• **EXERCISE**:
Answer these questions using the passage on comets below.
(a) Which comet does the passage call the most famous of them all?
(b) Who is the Oort Cloud named after, and in what year did he present the theory?
(c) According to the passage, what does the heat of the Sun gradually lead to in forming the coma?

• **EXCERPT TO READ**:
####################

SO wrote the great storyteller of yore, describing Achilles’ helmet. On the contrary the comets are, or were, no more malicious than those who stabbed Julius Caesar (100 BC-44 BC) to an agonising death, or those thousands who spread death and destruction on millions throughout the recorded, or unchronicled, spans of history.
While comets do not, or cannot, spread death and destruction or pestilence, they do seem like fearsome visitors from deep space who appear whimsical yet are among the most photogenic of all space objects, despite being as harmless as any other space personality.
Although the so-called tail of the comet may be a million miles long or even longer, the comet itself is indeed no bigger than a few miles across from end to end. Surprising? The most famous of them all, Halley’s Comet, is also among the biggest of them all. An occasional comet may turn out to be a real big thing (a few tens of kilometres across) but we are not sure. An average comet is much like a boulder or a round piece of real estate up for grabs, with the difference that the face is heavily pock-marked.
Cratered all around, punched on its face by the rushing rocks and boulders scrapping from its surface all those tiny shards that appear in our skies later on as shooting stars or meteors as they dump millions of tonnes of space garbage on the surface of planet Earth. On other planets and moons too, the cometary debris is not dumped suddenly but in incremental tiny bits and pieces.
The chipped material comes rubbing against the earth’s atmosphere either from comets or from the surface of asteroids and at night these appear as lovely bright streaks of light as they dart from the top of the sky towards Mother Earth. Those of us who get to spend a night out watching them can never forget the regal sight. More about shooting stars, meteors and meteorites later on.
Understanding comets
In order to understand comets and even fall in love with them, we must understand a few things about them: their origin, their orbits, their nucleus, the tail, the coma, and of course the debris they leave behind. Let us take them up one by one, starting with their origin.
It is famously assumed that there are billions upon billions of comets around each stable star. They reside pretty far away from the star. The swarm may be in a halo some hundred A.Us away from the star. This is popularly called “Oort Cloud” in honour of the famous Dutch astronomer and mathematician named, Jan Hendrik Oort (1900-1992), who presented the theory in 1950. Another potent source of comets is a region called Kuiper’s Belt, a region in space some 35-50 A.Us away.
So, this Oort cloud is the original home of comets. It is another matter that in the course of their shenanigans, one or two of them get nudged inward towards the centre of the Solar System. These are then trapped by the gravity of one planet or the other which propels them towards the Sun. That is how comets circle in elongated elliptical orbits, sometimes even parabolas.
You already know about nucleus, which is at the centre and forms the crux of the matter.
Coma
Coma develops gradually as the heat of Sun gradually leads to a puffed up body of gasses and dust that lies embedded deep inside the craters of the nucleus. As it crawls closer, a tail of volatile matter develops and appears as “cylinder” I spoke earlier. Once having swished past the Sun at the highest individual speed, the comet again contracts in both size and tail — until it disappears completely only to reappear some years later.

####################

• **THE DATA**:
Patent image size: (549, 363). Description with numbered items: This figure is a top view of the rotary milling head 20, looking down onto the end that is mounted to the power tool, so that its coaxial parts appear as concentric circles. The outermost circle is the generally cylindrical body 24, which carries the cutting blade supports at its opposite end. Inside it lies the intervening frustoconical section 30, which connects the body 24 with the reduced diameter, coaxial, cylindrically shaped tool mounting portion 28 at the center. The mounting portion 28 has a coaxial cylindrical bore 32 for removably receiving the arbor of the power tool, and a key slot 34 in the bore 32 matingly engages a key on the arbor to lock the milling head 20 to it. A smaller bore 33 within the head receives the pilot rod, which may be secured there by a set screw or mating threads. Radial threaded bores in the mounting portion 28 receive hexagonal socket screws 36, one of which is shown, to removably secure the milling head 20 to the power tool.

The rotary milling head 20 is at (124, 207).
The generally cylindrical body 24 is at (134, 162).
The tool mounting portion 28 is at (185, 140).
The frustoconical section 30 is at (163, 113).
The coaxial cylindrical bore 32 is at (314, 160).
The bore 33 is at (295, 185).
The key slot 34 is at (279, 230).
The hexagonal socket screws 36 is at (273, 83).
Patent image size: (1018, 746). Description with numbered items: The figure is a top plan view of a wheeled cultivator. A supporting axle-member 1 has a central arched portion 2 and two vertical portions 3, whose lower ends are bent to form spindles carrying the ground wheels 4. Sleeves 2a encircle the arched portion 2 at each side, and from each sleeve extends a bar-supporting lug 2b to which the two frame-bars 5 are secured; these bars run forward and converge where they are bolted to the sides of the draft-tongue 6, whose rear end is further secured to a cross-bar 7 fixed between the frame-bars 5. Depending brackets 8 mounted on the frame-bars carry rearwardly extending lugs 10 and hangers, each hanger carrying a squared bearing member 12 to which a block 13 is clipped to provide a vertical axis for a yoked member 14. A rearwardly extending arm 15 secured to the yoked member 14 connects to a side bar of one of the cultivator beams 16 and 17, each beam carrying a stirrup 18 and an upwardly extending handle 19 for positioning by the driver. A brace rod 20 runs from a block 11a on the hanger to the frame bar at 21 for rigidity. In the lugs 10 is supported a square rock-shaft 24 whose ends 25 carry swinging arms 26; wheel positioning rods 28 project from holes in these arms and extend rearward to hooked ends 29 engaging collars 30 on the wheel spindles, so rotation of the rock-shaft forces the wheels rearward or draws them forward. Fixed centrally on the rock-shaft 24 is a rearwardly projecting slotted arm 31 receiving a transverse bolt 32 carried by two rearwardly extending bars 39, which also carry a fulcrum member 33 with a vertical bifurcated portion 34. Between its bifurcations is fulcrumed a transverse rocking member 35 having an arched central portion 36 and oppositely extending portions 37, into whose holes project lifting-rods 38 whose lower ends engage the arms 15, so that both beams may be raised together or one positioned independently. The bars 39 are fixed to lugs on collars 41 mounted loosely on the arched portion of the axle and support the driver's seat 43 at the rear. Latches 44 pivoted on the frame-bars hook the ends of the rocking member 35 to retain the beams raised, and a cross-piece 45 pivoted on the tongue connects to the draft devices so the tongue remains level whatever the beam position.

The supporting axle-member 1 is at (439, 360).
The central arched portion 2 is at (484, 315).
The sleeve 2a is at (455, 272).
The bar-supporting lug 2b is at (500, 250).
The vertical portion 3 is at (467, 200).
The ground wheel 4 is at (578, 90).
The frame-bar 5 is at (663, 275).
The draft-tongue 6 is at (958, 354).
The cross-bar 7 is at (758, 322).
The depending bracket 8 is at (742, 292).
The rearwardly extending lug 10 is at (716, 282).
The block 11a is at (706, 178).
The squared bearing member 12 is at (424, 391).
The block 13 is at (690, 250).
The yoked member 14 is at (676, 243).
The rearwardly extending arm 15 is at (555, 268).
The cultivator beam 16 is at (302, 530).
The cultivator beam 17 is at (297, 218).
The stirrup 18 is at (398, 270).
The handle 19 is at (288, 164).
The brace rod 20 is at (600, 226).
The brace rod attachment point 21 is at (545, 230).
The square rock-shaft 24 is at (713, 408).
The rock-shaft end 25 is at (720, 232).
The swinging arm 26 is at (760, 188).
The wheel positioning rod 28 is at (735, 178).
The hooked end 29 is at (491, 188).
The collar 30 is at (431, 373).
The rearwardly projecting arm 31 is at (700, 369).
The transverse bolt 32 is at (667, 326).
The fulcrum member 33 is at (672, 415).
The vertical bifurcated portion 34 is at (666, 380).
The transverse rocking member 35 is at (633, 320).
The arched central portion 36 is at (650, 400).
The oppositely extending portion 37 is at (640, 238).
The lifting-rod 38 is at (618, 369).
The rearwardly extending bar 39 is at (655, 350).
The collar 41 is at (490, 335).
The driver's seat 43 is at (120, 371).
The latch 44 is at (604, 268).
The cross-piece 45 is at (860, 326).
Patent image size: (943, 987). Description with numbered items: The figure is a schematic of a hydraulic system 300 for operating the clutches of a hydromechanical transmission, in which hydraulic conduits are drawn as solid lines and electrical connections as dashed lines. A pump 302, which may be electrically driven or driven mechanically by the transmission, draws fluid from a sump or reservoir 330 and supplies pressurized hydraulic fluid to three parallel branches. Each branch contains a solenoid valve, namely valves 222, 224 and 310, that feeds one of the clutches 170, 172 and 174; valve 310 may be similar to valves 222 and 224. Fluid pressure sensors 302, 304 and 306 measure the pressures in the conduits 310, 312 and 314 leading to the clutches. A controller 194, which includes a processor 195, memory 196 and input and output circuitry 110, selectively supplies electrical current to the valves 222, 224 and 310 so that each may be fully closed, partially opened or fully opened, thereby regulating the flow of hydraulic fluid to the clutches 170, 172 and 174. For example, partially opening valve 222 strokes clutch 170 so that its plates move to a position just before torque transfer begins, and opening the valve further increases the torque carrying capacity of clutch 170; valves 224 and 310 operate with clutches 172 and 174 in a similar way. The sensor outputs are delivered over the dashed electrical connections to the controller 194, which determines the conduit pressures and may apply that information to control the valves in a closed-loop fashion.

####################

• **RESPONSE TO THE EXERCISE**:
(a) Halley's Comet.
(b) The Dutch astronomer and mathematician Jan Hendrik Oort, who presented the theory in 1950.
(c) A puffed-up body of gasses and dust that lies embedded deep inside the craters of the nucleus.